** Start Records supplied **

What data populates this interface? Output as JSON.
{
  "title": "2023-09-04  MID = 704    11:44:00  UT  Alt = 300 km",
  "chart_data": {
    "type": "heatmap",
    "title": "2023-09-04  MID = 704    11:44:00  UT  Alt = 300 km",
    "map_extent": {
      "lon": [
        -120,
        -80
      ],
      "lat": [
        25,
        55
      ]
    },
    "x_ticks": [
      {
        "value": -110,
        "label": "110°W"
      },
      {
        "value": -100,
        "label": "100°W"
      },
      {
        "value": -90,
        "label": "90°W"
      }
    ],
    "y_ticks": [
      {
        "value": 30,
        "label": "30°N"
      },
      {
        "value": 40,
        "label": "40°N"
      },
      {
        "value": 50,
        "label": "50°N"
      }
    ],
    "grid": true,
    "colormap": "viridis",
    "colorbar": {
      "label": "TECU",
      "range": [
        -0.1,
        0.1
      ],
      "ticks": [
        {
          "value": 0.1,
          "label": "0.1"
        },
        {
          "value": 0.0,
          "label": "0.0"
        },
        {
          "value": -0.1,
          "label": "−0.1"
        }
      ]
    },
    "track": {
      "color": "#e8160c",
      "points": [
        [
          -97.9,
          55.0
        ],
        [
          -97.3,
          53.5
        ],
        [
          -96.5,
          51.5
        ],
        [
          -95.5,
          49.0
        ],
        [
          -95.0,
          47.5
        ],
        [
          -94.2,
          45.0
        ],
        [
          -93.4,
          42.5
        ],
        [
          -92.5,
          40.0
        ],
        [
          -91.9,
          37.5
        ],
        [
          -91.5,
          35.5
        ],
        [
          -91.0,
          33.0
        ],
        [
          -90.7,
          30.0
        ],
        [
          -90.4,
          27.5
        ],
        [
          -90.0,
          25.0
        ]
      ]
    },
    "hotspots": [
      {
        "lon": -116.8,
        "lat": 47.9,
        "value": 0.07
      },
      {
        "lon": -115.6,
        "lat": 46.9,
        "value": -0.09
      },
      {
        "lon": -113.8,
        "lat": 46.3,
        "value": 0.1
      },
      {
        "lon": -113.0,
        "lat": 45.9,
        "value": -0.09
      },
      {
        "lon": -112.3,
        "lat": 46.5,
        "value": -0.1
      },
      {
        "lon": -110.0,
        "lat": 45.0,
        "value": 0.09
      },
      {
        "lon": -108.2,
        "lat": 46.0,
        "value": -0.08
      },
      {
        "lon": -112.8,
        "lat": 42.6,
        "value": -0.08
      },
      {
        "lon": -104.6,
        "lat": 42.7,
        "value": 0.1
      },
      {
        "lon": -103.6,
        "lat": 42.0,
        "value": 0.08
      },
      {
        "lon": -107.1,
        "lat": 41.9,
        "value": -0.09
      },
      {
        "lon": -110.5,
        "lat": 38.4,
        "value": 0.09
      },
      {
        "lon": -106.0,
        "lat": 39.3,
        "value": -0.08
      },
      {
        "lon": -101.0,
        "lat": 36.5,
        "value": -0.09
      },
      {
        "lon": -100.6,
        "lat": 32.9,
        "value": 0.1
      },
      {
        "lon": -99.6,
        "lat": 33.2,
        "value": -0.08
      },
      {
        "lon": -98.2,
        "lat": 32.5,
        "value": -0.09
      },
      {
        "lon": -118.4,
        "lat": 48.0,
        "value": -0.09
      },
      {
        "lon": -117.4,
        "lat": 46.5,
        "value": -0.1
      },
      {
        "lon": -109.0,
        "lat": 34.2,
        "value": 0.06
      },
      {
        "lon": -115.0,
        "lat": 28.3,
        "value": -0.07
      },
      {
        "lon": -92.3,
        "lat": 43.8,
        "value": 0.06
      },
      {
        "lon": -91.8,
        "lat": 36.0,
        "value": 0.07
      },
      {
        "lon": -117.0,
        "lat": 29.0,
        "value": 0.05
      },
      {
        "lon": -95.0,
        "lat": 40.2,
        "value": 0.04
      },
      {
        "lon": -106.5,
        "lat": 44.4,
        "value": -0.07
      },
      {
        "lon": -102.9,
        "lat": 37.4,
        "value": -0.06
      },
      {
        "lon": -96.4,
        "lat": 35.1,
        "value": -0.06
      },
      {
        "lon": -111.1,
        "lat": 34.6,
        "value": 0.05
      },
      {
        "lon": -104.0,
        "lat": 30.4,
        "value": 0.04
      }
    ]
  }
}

** End Records supplied **

*Exercise aim*. Search the records for the string "label" and return every line in which it occurs.

*Full solution*.
        "label": "110°W"
        "label": "100°W"
        "label": "90°W"
        "label": "30°N"
        "label": "40°N"
        "label": "50°N"
      "label": "TECU",
          "label": "0.1"
          "label": "0.0"
          "label": "−0.1"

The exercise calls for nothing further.